◆ Recorded data
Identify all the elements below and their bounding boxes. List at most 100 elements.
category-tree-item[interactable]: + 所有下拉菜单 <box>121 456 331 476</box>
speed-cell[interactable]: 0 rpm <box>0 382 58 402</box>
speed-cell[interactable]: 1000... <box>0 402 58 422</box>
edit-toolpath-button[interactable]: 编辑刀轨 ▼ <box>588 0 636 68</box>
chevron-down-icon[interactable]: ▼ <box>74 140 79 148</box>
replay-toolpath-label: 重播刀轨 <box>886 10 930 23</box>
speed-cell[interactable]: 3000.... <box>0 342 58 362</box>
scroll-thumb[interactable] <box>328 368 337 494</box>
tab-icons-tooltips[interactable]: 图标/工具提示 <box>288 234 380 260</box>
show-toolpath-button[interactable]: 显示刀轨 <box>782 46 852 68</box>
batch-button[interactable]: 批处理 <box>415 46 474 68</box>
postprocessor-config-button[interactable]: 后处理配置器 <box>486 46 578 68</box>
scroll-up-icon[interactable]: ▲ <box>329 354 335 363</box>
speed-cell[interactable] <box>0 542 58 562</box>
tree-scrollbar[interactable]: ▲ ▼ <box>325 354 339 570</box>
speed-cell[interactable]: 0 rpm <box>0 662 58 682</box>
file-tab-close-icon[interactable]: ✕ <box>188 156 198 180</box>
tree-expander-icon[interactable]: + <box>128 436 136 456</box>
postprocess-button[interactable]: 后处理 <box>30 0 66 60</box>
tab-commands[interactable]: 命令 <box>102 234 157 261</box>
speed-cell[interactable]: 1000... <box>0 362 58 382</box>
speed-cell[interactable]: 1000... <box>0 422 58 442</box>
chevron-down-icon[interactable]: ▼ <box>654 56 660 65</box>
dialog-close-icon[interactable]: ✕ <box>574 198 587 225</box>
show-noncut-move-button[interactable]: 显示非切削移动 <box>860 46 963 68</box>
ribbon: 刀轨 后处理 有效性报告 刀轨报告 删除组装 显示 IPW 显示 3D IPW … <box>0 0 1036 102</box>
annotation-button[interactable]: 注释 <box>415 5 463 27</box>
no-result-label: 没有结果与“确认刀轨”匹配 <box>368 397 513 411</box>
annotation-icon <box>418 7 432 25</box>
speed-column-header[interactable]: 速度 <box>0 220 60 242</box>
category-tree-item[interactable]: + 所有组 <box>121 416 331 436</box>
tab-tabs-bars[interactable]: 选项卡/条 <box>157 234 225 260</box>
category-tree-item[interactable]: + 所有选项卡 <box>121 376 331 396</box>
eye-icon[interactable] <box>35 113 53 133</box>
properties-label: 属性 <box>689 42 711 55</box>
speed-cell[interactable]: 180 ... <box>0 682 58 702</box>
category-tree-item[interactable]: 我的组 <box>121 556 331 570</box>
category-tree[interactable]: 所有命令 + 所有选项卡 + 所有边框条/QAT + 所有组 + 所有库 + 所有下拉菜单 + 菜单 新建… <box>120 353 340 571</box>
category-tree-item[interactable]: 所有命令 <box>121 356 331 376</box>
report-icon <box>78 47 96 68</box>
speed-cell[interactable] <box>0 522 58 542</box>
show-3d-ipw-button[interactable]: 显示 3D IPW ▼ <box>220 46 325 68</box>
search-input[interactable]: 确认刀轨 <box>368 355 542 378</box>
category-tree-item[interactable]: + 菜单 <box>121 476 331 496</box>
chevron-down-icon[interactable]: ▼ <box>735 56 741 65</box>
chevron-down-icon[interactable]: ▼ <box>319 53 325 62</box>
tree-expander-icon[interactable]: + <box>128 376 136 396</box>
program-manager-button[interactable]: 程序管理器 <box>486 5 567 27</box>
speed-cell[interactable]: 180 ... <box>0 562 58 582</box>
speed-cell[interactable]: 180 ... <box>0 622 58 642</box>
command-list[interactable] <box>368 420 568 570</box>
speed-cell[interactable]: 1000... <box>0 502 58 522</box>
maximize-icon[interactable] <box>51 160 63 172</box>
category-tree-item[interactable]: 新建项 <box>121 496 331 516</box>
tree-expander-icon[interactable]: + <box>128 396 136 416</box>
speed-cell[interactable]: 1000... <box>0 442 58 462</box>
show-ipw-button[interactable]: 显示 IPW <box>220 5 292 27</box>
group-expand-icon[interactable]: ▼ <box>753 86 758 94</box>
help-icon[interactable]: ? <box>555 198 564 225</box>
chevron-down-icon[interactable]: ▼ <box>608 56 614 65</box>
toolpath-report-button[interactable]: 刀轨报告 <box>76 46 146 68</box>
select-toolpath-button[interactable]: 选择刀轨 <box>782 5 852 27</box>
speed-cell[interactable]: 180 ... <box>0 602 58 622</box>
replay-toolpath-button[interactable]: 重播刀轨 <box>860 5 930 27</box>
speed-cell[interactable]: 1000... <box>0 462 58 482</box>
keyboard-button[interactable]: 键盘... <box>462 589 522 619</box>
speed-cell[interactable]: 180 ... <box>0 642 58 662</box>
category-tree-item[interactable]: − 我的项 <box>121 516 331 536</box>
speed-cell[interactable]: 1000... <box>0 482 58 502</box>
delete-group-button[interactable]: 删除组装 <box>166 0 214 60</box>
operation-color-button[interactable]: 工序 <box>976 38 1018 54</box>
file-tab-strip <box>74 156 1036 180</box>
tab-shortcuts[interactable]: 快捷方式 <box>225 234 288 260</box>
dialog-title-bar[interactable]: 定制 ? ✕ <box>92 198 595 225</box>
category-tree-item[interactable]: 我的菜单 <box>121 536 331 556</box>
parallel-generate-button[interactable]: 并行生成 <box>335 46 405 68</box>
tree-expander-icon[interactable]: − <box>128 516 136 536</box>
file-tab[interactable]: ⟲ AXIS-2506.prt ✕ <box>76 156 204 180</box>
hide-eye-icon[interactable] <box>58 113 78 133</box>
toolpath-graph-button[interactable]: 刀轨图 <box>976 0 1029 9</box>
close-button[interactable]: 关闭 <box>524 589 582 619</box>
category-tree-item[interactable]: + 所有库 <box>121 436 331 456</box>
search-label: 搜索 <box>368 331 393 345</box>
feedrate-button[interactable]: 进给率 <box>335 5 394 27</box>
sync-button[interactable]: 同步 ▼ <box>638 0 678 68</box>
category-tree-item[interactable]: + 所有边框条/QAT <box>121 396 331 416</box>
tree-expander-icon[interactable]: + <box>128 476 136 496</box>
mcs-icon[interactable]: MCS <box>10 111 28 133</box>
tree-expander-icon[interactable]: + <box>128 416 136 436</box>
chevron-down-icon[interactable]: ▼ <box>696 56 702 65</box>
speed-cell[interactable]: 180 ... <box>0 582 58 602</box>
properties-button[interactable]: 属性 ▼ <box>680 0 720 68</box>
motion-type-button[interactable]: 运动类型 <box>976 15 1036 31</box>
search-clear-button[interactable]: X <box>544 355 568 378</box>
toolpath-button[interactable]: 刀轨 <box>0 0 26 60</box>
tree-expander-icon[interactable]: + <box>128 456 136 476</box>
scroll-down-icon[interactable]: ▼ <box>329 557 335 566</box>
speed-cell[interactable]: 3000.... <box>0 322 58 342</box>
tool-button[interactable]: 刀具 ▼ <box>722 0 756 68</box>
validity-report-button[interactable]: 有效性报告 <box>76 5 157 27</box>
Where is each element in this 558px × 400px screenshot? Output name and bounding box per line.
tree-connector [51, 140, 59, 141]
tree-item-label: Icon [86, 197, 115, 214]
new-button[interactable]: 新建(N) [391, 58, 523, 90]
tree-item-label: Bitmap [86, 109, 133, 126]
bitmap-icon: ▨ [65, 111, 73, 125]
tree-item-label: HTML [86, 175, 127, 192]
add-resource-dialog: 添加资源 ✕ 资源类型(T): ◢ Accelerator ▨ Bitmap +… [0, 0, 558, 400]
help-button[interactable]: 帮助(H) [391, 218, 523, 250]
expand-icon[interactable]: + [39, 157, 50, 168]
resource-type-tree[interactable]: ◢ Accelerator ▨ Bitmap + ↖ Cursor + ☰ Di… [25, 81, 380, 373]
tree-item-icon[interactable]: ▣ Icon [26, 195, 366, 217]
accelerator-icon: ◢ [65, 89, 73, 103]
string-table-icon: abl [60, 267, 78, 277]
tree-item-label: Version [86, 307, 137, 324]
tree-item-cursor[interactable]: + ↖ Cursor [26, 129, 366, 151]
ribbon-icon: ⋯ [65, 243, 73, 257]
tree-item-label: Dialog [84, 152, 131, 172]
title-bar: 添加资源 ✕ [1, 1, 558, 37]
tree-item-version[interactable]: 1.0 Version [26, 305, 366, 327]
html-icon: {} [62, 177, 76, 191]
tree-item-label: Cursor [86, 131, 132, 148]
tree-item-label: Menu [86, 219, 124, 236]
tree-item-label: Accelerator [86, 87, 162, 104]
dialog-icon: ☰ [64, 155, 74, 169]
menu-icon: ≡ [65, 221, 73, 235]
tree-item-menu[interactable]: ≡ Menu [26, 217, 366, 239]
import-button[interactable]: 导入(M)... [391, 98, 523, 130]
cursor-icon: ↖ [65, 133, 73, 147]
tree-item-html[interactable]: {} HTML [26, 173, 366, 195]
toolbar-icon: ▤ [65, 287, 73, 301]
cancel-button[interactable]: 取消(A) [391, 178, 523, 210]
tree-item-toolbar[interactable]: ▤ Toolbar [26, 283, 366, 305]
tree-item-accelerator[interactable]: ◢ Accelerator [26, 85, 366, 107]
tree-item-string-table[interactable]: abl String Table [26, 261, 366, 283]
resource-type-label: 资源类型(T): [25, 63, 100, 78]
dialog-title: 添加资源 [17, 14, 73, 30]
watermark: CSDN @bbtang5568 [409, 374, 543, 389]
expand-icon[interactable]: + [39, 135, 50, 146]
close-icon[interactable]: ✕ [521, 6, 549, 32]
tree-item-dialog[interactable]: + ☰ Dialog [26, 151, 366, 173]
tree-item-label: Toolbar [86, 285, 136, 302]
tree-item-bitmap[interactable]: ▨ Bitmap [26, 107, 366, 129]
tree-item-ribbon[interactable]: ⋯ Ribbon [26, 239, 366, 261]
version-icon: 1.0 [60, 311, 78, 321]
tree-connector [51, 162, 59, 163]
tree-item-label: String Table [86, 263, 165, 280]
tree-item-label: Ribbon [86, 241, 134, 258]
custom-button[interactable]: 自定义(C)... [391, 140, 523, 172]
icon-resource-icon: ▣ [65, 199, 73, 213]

◆ Set task
Update everything from the start of the listing down to the line containing "edit-toolpath-button[interactable]: 编辑刀轨 ▼" by changing "speed-cell" to "spindle-speed-cell" and leaving the rest untouched.

◆ Task result
Identify all the elements below and their bounding boxes. List at most 100 elements.
category-tree-item[interactable]: + 所有下拉菜单 <box>121 456 331 476</box>
spindle-speed-cell[interactable]: 0 rpm <box>0 382 58 402</box>
spindle-speed-cell[interactable]: 1000... <box>0 402 58 422</box>
edit-toolpath-button[interactable]: 编辑刀轨 ▼ <box>588 0 636 68</box>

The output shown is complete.